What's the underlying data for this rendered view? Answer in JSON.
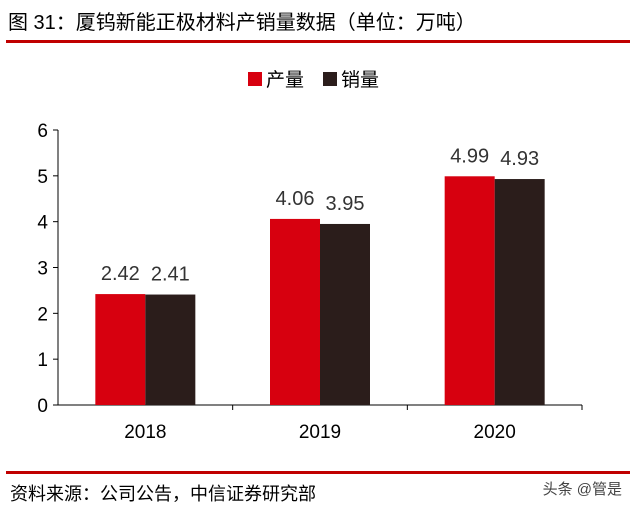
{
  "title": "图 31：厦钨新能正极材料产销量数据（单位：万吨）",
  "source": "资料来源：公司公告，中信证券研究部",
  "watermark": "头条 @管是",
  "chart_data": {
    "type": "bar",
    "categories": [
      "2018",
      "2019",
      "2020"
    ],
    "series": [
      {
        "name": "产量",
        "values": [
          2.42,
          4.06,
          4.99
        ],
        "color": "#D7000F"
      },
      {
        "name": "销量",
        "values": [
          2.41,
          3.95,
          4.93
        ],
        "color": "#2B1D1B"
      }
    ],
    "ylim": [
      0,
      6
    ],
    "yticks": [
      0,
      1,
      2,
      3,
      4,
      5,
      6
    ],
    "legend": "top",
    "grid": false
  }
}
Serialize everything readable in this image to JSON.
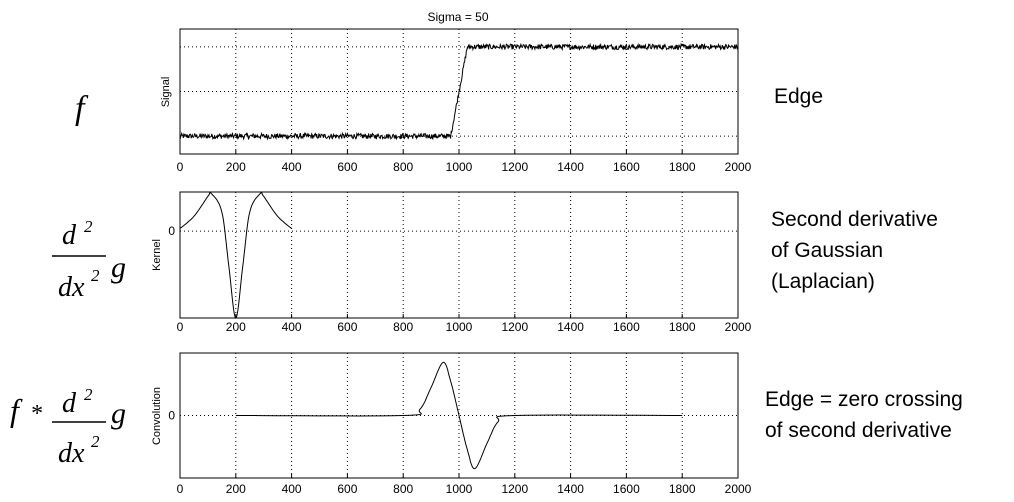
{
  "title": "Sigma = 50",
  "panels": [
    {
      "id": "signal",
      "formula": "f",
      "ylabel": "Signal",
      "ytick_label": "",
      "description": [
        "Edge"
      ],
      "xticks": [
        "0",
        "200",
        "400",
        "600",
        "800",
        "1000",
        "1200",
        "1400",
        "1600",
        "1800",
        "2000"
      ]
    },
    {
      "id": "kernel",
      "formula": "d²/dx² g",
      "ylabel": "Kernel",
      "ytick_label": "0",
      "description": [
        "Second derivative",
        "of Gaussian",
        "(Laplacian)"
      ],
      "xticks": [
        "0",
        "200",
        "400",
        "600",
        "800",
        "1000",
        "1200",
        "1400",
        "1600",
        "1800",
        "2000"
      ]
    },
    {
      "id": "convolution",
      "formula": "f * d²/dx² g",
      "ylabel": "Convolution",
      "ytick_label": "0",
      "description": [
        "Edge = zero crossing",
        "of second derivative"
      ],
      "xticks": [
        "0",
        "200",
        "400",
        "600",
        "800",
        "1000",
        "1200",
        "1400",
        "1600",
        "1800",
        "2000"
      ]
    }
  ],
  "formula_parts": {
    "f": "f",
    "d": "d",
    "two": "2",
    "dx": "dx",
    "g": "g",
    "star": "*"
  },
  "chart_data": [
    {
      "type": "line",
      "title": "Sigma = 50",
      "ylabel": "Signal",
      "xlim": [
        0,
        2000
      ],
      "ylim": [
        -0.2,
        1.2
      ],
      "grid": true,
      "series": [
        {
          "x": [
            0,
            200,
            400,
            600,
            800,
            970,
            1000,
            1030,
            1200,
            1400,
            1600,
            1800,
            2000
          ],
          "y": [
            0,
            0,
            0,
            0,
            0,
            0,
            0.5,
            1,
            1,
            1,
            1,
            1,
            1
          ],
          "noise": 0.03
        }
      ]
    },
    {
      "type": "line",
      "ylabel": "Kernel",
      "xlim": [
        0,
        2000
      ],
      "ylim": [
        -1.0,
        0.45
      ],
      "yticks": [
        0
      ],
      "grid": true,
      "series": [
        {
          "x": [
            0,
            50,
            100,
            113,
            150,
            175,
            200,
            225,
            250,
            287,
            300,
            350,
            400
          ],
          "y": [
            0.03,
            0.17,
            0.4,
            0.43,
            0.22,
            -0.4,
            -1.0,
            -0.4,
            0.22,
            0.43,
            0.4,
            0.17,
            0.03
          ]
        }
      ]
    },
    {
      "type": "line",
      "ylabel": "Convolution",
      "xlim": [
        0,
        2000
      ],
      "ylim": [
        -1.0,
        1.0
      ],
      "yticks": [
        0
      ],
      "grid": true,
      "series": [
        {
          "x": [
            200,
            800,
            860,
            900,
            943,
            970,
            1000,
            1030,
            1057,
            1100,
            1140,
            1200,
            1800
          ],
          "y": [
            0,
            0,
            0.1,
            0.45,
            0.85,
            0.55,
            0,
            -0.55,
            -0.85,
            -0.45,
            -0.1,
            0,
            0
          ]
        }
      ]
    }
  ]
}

▶ Your instructions
Copy out every line of the material above exactly, skipping the pictures.

▶ Written answer
What's the underlying data for this rendered view? Answer in JSON.
{
  "title": "图 31：厦钨新能正极材料产销量数据（单位：万吨）",
  "source": "资料来源：公司公告，中信证券研究部",
  "watermark": "头条 @管是",
  "chart_data": {
    "type": "bar",
    "categories": [
      "2018",
      "2019",
      "2020"
    ],
    "series": [
      {
        "name": "产量",
        "values": [
          2.42,
          4.06,
          4.99
        ],
        "color": "#D7000F"
      },
      {
        "name": "销量",
        "values": [
          2.41,
          3.95,
          4.93
        ],
        "color": "#2B1D1B"
      }
    ],
    "ylim": [
      0,
      6
    ],
    "yticks": [
      0,
      1,
      2,
      3,
      4,
      5,
      6
    ],
    "legend": "top",
    "grid": false
  }
}
Serialize everything readable in this image to JSON.
{
  "title": "Sigma = 50",
  "panels": [
    {
      "id": "signal",
      "formula": "f",
      "ylabel": "Signal",
      "ytick_label": "",
      "description": [
        "Edge"
      ],
      "xticks": [
        "0",
        "200",
        "400",
        "600",
        "800",
        "1000",
        "1200",
        "1400",
        "1600",
        "1800",
        "2000"
      ]
    },
    {
      "id": "kernel",
      "formula": "d²/dx² g",
      "ylabel": "Kernel",
      "ytick_label": "0",
      "description": [
        "Second derivative",
        "of Gaussian",
        "(Laplacian)"
      ],
      "xticks": [
        "0",
        "200",
        "400",
        "600",
        "800",
        "1000",
        "1200",
        "1400",
        "1600",
        "1800",
        "2000"
      ]
    },
    {
      "id": "convolution",
      "formula": "f * d²/dx² g",
      "ylabel": "Convolution",
      "ytick_label": "0",
      "description": [
        "Edge = zero crossing",
        "of second derivative"
      ],
      "xticks": [
        "0",
        "200",
        "400",
        "600",
        "800",
        "1000",
        "1200",
        "1400",
        "1600",
        "1800",
        "2000"
      ]
    }
  ],
  "formula_parts": {
    "f": "f",
    "d": "d",
    "two": "2",
    "dx": "dx",
    "g": "g",
    "star": "*"
  },
  "chart_data": [
    {
      "type": "line",
      "title": "Sigma = 50",
      "ylabel": "Signal",
      "xlim": [
        0,
        2000
      ],
      "ylim": [
        -0.2,
        1.2
      ],
      "grid": true,
      "series": [
        {
          "x": [
            0,
            200,
            400,
            600,
            800,
            970,
            1000,
            1030,
            1200,
            1400,
            1600,
            1800,
            2000
          ],
          "y": [
            0,
            0,
            0,
            0,
            0,
            0,
            0.5,
            1,
            1,
            1,
            1,
            1,
            1
          ],
          "noise": 0.03
        }
      ]
    },
    {
      "type": "line",
      "ylabel": "Kernel",
      "xlim": [
        0,
        2000
      ],
      "ylim": [
        -1.0,
        0.45
      ],
      "yticks": [
        0
      ],
      "grid": true,
      "series": [
        {
          "x": [
            0,
            50,
            100,
            113,
            150,
            175,
            200,
            225,
            250,
            287,
            300,
            350,
            400
          ],
          "y": [
            0.03,
            0.17,
            0.4,
            0.43,
            0.22,
            -0.4,
            -1.0,
            -0.4,
            0.22,
            0.43,
            0.4,
            0.17,
            0.03
          ]
        }
      ]
    },
    {
      "type": "line",
      "ylabel": "Convolution",
      "xlim": [
        0,
        2000
      ],
      "ylim": [
        -1.0,
        1.0
      ],
      "yticks": [
        0
      ],
      "grid": true,
      "series": [
        {
          "x": [
            200,
            800,
            860,
            900,
            943,
            970,
            1000,
            1030,
            1057,
            1100,
            1140,
            1200,
            1800
          ],
          "y": [
            0,
            0,
            0.1,
            0.45,
            0.85,
            0.55,
            0,
            -0.55,
            -0.85,
            -0.45,
            -0.1,
            0,
            0
          ]
        }
      ]
    }
  ]
}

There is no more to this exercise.